What the exercise asks:
Each entry below should be returned exactly as is, with the pictures removed.

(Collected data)
--- Start ---
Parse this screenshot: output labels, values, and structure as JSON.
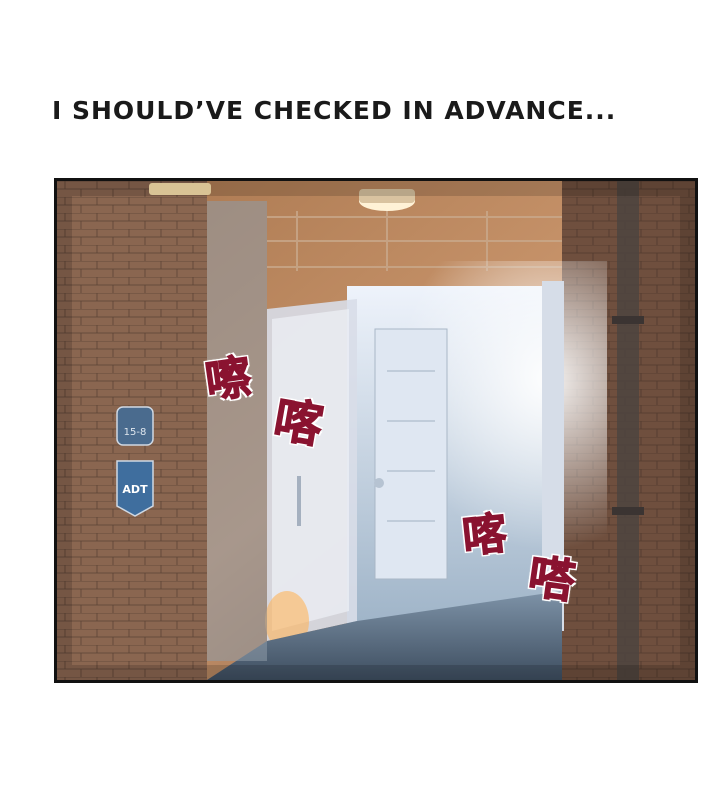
{
  "caption": "I SHOULD’VE CHECKED IN ADVANCE...",
  "sound_effects": [
    "嚓",
    "喀",
    "喀",
    "嗒"
  ],
  "unit_sign": "15-8",
  "security_sign": "ADT",
  "colors": {
    "sfx": "#8a1330",
    "frame": "#111111",
    "brick": "#7a5740",
    "light": "#f4f7ff"
  }
}
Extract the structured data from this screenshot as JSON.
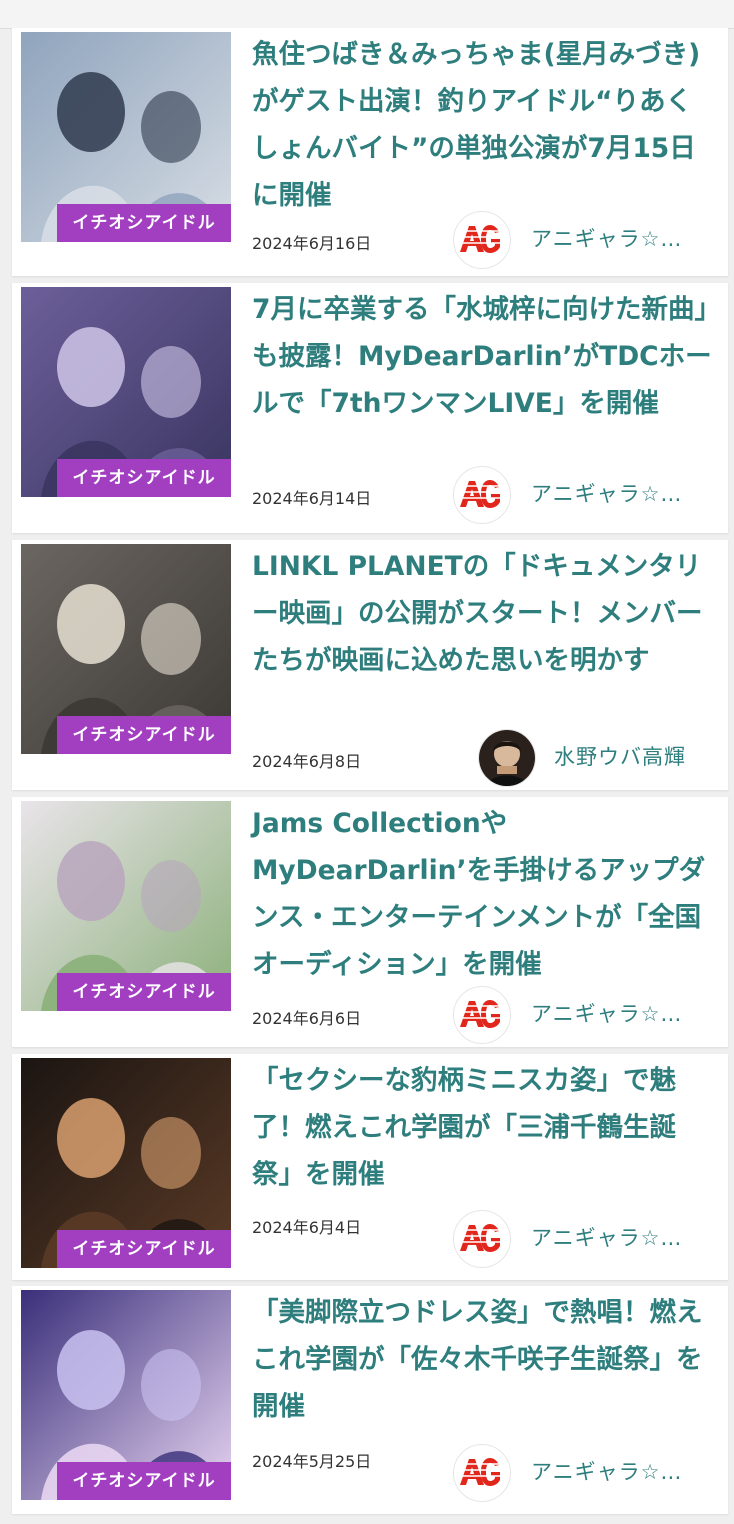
--- End ---
Response for this exercise:
Parse this screenshot: output labels, values, and structure as JSON.
{
  "caption": "I SHOULD’VE CHECKED IN ADVANCE...",
  "sound_effects": [
    "嚓",
    "喀",
    "喀",
    "嗒"
  ],
  "unit_sign": "15-8",
  "security_sign": "ADT",
  "colors": {
    "sfx": "#8a1330",
    "frame": "#111111",
    "brick": "#7a5740",
    "light": "#f4f7ff"
  }
}
Extract the structured data from this screenshot as JSON.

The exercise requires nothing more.